INFORMATION GIVEN start

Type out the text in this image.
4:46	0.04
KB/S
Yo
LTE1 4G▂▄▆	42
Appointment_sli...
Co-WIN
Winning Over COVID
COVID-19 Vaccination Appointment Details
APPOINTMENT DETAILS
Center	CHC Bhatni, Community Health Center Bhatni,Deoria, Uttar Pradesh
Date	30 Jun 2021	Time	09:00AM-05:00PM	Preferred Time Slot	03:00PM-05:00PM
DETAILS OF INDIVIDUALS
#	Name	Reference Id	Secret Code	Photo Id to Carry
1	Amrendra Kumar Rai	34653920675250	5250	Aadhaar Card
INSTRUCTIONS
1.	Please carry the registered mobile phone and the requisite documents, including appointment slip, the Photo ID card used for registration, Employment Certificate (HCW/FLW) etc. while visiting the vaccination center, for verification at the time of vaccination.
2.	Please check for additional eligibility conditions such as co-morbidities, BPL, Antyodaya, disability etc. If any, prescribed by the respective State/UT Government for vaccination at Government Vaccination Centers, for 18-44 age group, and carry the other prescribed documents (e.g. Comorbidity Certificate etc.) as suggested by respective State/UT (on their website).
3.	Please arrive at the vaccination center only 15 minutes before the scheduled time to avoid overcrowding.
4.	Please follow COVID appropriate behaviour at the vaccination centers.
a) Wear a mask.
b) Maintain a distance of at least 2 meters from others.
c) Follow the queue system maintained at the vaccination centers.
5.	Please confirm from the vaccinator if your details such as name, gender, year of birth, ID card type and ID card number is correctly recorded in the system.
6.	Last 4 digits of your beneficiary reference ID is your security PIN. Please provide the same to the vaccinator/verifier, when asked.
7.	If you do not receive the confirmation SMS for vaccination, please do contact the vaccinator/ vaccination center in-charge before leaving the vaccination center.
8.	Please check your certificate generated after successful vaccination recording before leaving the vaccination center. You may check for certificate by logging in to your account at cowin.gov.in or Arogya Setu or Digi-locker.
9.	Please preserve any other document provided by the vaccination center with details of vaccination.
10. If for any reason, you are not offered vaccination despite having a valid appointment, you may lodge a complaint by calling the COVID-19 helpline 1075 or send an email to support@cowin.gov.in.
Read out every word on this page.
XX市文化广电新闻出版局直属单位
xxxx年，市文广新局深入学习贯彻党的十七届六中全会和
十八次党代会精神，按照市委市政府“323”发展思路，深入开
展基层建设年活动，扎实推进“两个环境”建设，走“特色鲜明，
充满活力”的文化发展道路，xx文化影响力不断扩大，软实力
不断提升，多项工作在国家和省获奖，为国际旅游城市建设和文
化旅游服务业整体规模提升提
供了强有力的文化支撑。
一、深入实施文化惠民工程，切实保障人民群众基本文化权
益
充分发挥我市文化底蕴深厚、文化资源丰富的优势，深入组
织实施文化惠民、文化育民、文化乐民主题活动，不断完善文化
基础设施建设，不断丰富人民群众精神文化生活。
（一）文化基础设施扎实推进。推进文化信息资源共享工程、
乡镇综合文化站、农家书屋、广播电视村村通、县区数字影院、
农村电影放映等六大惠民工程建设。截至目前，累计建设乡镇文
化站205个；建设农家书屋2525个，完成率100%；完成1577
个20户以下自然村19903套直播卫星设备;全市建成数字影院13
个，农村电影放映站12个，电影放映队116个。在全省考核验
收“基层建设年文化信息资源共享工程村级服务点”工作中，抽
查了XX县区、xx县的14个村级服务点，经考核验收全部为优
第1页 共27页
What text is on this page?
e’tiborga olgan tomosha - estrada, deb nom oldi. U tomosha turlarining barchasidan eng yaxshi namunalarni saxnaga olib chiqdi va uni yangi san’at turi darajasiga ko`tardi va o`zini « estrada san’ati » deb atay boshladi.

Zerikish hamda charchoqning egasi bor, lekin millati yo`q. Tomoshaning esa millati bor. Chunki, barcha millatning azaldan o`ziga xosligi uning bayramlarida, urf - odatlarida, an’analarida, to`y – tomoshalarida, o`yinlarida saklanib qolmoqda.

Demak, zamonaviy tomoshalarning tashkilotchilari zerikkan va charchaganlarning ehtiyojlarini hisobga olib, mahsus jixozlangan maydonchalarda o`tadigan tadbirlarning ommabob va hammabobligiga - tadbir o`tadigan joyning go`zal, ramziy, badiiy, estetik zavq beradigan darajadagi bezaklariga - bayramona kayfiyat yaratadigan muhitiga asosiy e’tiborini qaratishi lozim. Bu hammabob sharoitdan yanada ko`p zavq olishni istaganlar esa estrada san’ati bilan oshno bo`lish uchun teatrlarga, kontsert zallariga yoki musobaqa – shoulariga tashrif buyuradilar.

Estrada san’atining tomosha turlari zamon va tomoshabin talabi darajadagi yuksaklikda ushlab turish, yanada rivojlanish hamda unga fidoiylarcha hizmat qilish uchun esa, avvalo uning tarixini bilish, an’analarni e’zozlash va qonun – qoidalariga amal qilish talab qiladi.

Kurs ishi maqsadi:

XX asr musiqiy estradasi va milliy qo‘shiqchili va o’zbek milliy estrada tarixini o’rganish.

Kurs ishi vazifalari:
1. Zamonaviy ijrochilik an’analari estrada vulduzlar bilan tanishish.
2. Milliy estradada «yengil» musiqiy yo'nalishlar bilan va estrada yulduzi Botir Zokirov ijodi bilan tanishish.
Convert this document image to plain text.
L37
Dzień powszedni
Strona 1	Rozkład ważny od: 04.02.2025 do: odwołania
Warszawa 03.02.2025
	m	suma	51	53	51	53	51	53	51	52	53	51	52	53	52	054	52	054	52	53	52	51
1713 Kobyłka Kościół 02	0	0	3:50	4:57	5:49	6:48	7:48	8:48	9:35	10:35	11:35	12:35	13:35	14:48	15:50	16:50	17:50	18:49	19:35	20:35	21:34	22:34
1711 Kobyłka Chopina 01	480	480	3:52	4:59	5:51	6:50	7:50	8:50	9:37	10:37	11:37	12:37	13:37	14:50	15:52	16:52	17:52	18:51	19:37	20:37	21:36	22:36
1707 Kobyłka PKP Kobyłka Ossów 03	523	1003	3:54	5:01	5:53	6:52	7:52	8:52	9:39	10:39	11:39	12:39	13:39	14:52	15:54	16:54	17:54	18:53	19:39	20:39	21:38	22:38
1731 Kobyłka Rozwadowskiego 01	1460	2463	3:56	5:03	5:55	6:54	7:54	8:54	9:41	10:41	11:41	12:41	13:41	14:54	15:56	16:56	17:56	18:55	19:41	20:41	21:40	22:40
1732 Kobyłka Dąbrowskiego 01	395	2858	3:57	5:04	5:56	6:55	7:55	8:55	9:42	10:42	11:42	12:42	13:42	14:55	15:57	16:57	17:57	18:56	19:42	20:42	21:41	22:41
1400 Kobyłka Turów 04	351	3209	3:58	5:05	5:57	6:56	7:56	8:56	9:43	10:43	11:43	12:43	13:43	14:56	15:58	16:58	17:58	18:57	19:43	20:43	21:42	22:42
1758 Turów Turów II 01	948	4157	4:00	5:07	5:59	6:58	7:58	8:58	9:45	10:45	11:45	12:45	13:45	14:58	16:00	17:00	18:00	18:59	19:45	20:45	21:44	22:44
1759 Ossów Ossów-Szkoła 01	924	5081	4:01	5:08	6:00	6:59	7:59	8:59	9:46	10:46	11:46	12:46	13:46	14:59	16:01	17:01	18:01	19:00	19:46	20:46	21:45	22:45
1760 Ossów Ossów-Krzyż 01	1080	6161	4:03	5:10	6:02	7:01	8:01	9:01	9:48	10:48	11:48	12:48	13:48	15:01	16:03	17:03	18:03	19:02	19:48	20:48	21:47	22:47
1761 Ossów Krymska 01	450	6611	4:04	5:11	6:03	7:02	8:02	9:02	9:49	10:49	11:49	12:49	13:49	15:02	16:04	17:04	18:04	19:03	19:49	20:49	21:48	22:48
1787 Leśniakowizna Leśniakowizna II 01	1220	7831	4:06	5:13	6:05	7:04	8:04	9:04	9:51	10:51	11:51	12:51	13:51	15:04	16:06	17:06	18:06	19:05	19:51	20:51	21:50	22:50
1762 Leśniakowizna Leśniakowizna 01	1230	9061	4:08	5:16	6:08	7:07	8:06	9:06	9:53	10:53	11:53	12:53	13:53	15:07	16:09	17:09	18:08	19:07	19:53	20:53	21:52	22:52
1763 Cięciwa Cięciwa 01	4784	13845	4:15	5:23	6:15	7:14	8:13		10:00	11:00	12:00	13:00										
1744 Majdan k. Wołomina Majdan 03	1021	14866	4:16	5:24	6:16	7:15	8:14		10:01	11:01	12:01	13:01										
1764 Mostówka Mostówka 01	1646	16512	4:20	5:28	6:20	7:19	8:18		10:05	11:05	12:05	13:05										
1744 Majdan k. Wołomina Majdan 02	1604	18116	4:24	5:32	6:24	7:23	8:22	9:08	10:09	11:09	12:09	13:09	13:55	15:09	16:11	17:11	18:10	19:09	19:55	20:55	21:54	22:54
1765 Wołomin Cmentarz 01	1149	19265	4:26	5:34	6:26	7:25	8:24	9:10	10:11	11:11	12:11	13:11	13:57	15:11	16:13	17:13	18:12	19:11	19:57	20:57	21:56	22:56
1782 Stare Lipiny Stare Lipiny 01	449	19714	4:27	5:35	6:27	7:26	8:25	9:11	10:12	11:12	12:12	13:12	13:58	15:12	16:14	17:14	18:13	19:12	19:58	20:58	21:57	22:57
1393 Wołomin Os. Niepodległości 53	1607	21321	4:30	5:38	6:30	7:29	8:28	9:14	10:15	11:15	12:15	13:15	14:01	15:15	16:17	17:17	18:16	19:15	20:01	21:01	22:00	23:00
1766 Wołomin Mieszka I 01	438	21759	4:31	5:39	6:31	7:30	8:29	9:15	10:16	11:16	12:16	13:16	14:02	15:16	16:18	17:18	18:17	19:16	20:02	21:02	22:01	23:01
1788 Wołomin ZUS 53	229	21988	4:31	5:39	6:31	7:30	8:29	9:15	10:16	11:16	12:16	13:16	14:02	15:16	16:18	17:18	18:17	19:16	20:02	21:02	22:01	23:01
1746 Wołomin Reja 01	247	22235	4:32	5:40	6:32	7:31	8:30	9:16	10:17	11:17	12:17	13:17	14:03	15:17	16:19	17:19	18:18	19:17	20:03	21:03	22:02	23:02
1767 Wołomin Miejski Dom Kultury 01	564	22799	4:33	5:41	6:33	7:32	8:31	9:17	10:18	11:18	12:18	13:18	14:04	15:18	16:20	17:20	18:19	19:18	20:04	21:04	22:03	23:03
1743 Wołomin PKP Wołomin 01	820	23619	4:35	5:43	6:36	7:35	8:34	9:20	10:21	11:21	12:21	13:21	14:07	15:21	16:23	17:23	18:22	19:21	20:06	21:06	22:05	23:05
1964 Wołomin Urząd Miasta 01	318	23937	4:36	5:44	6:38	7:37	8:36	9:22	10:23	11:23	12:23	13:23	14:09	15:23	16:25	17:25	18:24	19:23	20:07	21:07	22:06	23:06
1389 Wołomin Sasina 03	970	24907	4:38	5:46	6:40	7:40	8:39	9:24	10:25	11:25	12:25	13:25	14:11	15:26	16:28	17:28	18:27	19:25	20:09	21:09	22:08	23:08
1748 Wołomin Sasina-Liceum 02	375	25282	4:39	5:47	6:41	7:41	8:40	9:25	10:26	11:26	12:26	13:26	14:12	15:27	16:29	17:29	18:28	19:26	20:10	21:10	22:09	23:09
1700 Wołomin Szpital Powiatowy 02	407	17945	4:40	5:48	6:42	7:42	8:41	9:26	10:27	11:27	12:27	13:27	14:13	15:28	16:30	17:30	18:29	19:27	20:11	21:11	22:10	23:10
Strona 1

INFORMATION GIVEN end

■ EXERCISE DETAILS ■
Pick each line holding the word "before" out of the listing.

■ RESPONSE ■
3.	Please arrive at the vaccination center only 15 minutes before the scheduled time to avoid overcrowding.
7.	If you do not receive the confirmation SMS for vaccination, please do contact the vaccinator/ vaccination center in-charge before leaving the vaccination center.
8.	Please check your certificate generated after successful vaccination recording before leaving the vaccination center. You may check for certificate by logging in to your account at cowin.gov.in or Arogya Setu or Digi-locker.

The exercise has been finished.